Exercise inputs:
* START *
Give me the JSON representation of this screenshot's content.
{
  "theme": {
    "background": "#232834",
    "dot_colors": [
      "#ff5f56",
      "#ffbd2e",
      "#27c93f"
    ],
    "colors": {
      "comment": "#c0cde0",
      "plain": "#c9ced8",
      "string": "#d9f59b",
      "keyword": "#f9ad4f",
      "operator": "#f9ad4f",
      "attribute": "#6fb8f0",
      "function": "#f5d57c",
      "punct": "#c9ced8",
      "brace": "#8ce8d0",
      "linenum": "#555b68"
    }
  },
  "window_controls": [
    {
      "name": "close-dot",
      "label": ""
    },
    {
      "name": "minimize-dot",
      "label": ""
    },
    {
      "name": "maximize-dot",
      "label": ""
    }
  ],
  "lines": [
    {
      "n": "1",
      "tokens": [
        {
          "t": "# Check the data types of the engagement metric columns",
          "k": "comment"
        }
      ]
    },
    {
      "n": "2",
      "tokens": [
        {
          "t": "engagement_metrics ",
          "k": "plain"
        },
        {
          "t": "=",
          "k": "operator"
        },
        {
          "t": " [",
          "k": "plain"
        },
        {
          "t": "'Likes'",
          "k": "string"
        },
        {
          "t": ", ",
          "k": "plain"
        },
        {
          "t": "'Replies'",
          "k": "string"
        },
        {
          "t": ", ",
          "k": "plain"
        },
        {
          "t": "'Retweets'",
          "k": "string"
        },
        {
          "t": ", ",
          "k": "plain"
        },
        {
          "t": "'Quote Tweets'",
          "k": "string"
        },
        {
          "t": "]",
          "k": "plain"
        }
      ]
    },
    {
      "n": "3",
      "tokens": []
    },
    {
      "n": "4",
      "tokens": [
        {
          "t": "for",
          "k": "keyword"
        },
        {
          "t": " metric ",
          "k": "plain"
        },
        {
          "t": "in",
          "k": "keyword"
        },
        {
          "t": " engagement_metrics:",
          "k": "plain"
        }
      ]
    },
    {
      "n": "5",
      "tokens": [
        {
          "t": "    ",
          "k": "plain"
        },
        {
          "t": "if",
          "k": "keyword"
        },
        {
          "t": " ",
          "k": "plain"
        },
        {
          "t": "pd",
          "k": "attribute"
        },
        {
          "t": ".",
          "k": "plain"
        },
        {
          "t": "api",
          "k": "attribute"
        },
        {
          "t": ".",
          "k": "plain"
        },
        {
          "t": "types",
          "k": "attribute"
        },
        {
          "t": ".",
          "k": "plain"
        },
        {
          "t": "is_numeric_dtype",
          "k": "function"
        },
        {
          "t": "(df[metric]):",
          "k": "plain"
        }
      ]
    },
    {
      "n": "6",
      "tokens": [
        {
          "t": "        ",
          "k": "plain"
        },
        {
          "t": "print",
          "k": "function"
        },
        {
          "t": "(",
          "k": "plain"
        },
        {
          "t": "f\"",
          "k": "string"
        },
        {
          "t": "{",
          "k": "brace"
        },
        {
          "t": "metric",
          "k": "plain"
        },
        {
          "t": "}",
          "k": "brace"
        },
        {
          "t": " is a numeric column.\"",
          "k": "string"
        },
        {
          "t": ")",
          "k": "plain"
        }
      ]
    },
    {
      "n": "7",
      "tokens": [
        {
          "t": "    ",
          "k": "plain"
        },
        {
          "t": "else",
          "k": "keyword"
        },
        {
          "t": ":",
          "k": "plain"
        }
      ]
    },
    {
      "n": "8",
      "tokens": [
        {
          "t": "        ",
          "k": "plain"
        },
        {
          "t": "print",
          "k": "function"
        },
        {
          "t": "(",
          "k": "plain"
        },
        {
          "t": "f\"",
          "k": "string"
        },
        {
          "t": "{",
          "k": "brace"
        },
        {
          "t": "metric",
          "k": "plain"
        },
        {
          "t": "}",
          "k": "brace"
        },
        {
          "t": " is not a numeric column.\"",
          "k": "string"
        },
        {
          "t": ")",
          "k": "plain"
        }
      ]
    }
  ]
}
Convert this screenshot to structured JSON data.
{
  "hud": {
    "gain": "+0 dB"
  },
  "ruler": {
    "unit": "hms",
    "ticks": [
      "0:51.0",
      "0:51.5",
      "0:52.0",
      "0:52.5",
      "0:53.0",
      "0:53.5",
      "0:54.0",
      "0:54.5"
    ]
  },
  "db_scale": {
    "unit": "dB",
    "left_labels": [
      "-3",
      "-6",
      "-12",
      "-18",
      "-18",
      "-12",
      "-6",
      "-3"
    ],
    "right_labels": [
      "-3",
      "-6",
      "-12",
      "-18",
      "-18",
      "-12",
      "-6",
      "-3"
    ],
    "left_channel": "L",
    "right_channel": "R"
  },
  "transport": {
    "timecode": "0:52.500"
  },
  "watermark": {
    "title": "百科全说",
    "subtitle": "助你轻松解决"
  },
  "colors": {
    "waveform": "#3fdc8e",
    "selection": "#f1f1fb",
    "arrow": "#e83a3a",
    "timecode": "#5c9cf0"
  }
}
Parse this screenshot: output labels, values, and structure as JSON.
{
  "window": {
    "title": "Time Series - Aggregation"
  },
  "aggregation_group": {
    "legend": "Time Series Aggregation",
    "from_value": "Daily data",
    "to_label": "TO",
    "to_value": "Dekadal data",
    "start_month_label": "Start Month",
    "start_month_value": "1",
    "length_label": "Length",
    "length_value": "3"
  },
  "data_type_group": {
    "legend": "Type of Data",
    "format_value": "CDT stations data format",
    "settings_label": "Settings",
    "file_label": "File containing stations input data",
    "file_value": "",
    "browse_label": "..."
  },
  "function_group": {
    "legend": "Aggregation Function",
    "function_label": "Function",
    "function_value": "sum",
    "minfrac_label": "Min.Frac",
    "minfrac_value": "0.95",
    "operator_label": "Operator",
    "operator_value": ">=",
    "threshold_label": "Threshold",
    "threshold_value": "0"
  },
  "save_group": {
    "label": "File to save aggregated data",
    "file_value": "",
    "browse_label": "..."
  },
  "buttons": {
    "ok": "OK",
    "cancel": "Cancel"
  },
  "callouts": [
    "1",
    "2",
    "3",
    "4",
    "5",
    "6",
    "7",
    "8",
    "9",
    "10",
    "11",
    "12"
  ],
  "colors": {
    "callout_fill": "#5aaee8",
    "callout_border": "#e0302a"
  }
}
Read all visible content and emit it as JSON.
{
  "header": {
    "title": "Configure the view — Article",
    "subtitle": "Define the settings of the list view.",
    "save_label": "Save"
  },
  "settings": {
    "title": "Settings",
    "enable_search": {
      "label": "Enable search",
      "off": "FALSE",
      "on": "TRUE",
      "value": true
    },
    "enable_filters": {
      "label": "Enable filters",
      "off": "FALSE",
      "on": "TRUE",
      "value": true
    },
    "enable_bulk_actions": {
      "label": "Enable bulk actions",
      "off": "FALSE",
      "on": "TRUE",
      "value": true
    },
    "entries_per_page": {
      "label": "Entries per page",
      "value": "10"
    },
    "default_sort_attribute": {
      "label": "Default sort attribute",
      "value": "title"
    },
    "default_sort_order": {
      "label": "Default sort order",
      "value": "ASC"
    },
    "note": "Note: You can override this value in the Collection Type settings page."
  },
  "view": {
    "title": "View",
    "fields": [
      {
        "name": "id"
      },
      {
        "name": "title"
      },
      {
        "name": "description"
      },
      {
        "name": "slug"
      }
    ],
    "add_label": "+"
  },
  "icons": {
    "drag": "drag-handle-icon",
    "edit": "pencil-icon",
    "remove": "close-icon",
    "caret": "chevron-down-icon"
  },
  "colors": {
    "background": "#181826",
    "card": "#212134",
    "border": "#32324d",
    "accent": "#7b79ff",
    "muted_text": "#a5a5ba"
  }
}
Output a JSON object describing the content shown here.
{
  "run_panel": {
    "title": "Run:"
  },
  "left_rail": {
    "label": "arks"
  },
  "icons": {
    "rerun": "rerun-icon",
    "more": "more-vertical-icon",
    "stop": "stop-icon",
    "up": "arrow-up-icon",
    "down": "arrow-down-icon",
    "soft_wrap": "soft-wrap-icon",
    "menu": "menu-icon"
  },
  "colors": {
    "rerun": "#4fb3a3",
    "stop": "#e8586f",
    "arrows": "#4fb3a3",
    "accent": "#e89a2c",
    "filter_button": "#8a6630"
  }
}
* END *
Requirement: Reproduce, word for word, only the lines from the one that contains "Output a JSON" through the final line.

Worked answer:
Output a JSON object describing the content shown here.
{
  "run_panel": {
    "title": "Run:"
  },
  "left_rail": {
    "label": "arks"
  },
  "icons": {
    "rerun": "rerun-icon",
    "more": "more-vertical-icon",
    "stop": "stop-icon",
    "up": "arrow-up-icon",
    "down": "arrow-down-icon",
    "soft_wrap": "soft-wrap-icon",
    "menu": "menu-icon"
  },
  "colors": {
    "rerun": "#4fb3a3",
    "stop": "#e8586f",
    "arrows": "#4fb3a3",
    "accent": "#e89a2c",
    "filter_button": "#8a6630"
  }
}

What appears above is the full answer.